* [Aim]: Without including any pictures, copy each entry below exactly.

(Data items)
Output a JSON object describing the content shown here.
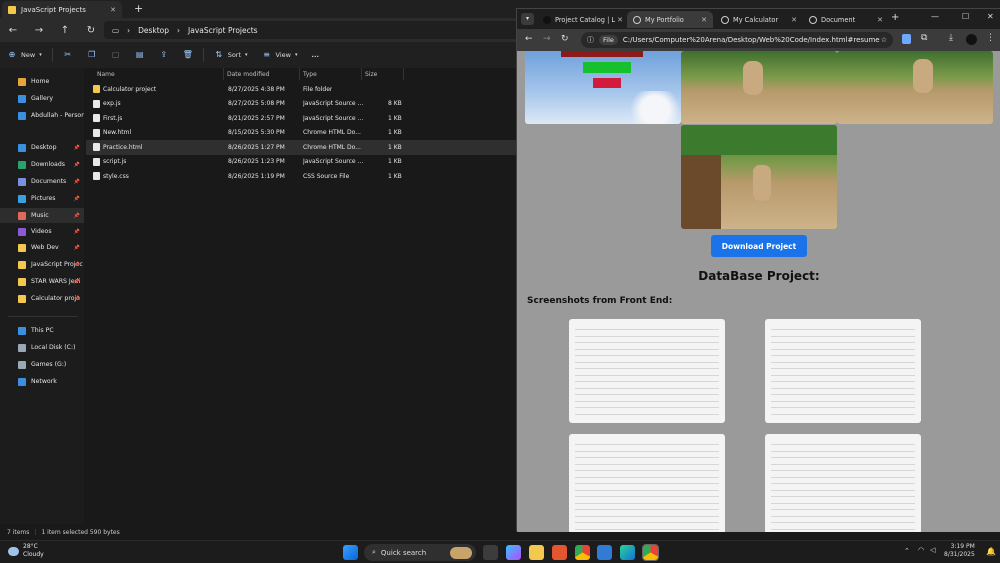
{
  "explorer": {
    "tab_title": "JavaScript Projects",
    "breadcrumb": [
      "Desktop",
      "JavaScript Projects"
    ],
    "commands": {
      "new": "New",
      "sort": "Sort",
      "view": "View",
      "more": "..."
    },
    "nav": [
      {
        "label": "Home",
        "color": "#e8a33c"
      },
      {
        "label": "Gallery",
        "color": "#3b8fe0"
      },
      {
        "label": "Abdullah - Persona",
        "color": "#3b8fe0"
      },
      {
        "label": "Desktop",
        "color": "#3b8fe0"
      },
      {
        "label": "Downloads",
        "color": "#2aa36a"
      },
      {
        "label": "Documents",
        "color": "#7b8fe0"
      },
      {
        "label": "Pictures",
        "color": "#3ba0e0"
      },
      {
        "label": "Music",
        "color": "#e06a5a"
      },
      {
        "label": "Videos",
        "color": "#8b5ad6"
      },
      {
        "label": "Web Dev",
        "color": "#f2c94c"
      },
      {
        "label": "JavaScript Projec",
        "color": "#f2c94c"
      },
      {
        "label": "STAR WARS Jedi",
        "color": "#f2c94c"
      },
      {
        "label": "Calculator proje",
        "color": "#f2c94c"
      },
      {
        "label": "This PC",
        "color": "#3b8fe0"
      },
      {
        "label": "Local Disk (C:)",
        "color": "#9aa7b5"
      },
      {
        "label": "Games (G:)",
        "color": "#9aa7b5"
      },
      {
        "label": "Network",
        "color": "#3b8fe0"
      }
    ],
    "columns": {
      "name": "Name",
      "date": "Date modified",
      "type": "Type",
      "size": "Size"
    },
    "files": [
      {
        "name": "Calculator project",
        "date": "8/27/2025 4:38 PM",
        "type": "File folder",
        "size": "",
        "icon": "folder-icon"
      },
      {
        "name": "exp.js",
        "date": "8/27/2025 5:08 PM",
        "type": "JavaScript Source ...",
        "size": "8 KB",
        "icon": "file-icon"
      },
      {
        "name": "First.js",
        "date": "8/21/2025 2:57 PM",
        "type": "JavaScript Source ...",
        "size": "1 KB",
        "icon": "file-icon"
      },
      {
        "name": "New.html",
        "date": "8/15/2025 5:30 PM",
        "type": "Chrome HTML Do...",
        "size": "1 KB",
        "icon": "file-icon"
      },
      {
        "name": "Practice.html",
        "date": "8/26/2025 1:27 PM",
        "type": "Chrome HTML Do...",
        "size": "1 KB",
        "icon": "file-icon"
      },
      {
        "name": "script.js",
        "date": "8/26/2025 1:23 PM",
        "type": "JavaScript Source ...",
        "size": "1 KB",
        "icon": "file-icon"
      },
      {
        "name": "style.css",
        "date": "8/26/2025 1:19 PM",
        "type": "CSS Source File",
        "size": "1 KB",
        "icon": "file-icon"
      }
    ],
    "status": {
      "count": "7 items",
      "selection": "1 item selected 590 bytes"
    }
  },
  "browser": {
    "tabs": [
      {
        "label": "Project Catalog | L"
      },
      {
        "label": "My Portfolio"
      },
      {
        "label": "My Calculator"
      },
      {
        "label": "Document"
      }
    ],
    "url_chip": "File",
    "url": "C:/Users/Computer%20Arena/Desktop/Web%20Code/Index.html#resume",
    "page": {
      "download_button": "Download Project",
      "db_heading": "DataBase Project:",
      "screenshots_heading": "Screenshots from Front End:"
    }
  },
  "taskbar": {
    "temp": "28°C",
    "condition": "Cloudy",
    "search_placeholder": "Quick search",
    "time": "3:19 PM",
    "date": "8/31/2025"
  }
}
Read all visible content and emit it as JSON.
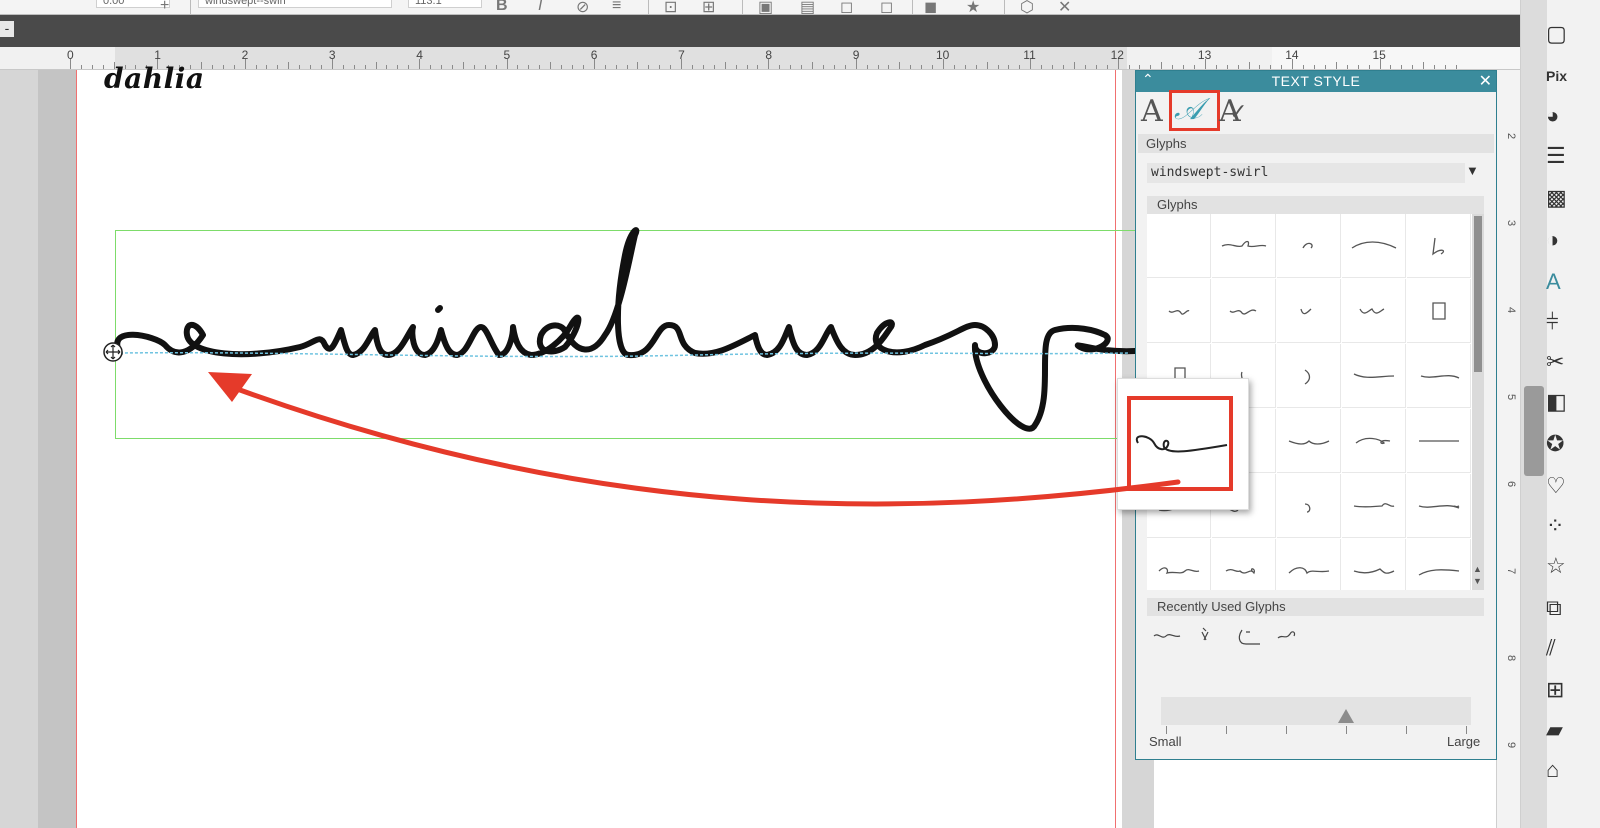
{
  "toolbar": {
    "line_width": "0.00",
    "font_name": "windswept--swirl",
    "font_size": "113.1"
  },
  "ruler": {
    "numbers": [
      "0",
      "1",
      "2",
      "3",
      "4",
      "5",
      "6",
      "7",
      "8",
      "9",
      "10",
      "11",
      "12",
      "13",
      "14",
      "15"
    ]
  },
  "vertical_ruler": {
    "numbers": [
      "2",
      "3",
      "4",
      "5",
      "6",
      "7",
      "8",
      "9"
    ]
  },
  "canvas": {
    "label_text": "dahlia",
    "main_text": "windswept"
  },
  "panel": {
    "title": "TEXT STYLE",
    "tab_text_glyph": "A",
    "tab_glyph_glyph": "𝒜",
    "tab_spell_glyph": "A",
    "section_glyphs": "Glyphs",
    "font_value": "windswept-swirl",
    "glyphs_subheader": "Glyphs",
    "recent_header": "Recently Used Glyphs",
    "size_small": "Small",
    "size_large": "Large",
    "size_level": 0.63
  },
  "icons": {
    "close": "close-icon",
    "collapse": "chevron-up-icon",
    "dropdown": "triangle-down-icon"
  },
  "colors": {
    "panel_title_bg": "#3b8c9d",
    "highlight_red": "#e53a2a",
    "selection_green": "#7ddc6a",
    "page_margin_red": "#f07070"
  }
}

* [Worked solution]:
Output a JSON object describing the content shown here.
{
  "explorer": {
    "tab_title": "JavaScript Projects",
    "breadcrumb": [
      "Desktop",
      "JavaScript Projects"
    ],
    "commands": {
      "new": "New",
      "sort": "Sort",
      "view": "View",
      "more": "..."
    },
    "nav": [
      {
        "label": "Home",
        "color": "#e8a33c"
      },
      {
        "label": "Gallery",
        "color": "#3b8fe0"
      },
      {
        "label": "Abdullah - Persona",
        "color": "#3b8fe0"
      },
      {
        "label": "Desktop",
        "color": "#3b8fe0"
      },
      {
        "label": "Downloads",
        "color": "#2aa36a"
      },
      {
        "label": "Documents",
        "color": "#7b8fe0"
      },
      {
        "label": "Pictures",
        "color": "#3ba0e0"
      },
      {
        "label": "Music",
        "color": "#e06a5a"
      },
      {
        "label": "Videos",
        "color": "#8b5ad6"
      },
      {
        "label": "Web Dev",
        "color": "#f2c94c"
      },
      {
        "label": "JavaScript Projec",
        "color": "#f2c94c"
      },
      {
        "label": "STAR WARS Jedi",
        "color": "#f2c94c"
      },
      {
        "label": "Calculator proje",
        "color": "#f2c94c"
      },
      {
        "label": "This PC",
        "color": "#3b8fe0"
      },
      {
        "label": "Local Disk (C:)",
        "color": "#9aa7b5"
      },
      {
        "label": "Games (G:)",
        "color": "#9aa7b5"
      },
      {
        "label": "Network",
        "color": "#3b8fe0"
      }
    ],
    "columns": {
      "name": "Name",
      "date": "Date modified",
      "type": "Type",
      "size": "Size"
    },
    "files": [
      {
        "name": "Calculator project",
        "date": "8/27/2025 4:38 PM",
        "type": "File folder",
        "size": "",
        "icon": "folder-icon"
      },
      {
        "name": "exp.js",
        "date": "8/27/2025 5:08 PM",
        "type": "JavaScript Source ...",
        "size": "8 KB",
        "icon": "file-icon"
      },
      {
        "name": "First.js",
        "date": "8/21/2025 2:57 PM",
        "type": "JavaScript Source ...",
        "size": "1 KB",
        "icon": "file-icon"
      },
      {
        "name": "New.html",
        "date": "8/15/2025 5:30 PM",
        "type": "Chrome HTML Do...",
        "size": "1 KB",
        "icon": "file-icon"
      },
      {
        "name": "Practice.html",
        "date": "8/26/2025 1:27 PM",
        "type": "Chrome HTML Do...",
        "size": "1 KB",
        "icon": "file-icon"
      },
      {
        "name": "script.js",
        "date": "8/26/2025 1:23 PM",
        "type": "JavaScript Source ...",
        "size": "1 KB",
        "icon": "file-icon"
      },
      {
        "name": "style.css",
        "date": "8/26/2025 1:19 PM",
        "type": "CSS Source File",
        "size": "1 KB",
        "icon": "file-icon"
      }
    ],
    "status": {
      "count": "7 items",
      "selection": "1 item selected 590 bytes"
    }
  },
  "browser": {
    "tabs": [
      {
        "label": "Project Catalog | L"
      },
      {
        "label": "My Portfolio"
      },
      {
        "label": "My Calculator"
      },
      {
        "label": "Document"
      }
    ],
    "url_chip": "File",
    "url": "C:/Users/Computer%20Arena/Desktop/Web%20Code/Index.html#resume",
    "page": {
      "download_button": "Download Project",
      "db_heading": "DataBase Project:",
      "screenshots_heading": "Screenshots from Front End:"
    }
  },
  "taskbar": {
    "temp": "28°C",
    "condition": "Cloudy",
    "search_placeholder": "Quick search",
    "time": "3:19 PM",
    "date": "8/31/2025"
  }
}
Read all visible content and emit it as JSON.
{
  "toolbar": {
    "line_width": "0.00",
    "font_name": "windswept--swirl",
    "font_size": "113.1"
  },
  "ruler": {
    "numbers": [
      "0",
      "1",
      "2",
      "3",
      "4",
      "5",
      "6",
      "7",
      "8",
      "9",
      "10",
      "11",
      "12",
      "13",
      "14",
      "15"
    ]
  },
  "vertical_ruler": {
    "numbers": [
      "2",
      "3",
      "4",
      "5",
      "6",
      "7",
      "8",
      "9"
    ]
  },
  "canvas": {
    "label_text": "dahlia",
    "main_text": "windswept"
  },
  "panel": {
    "title": "TEXT STYLE",
    "tab_text_glyph": "A",
    "tab_glyph_glyph": "𝒜",
    "tab_spell_glyph": "A",
    "section_glyphs": "Glyphs",
    "font_value": "windswept-swirl",
    "glyphs_subheader": "Glyphs",
    "recent_header": "Recently Used Glyphs",
    "size_small": "Small",
    "size_large": "Large",
    "size_level": 0.63
  },
  "icons": {
    "close": "close-icon",
    "collapse": "chevron-up-icon",
    "dropdown": "triangle-down-icon"
  },
  "colors": {
    "panel_title_bg": "#3b8c9d",
    "highlight_red": "#e53a2a",
    "selection_green": "#7ddc6a",
    "page_margin_red": "#f07070"
  }
}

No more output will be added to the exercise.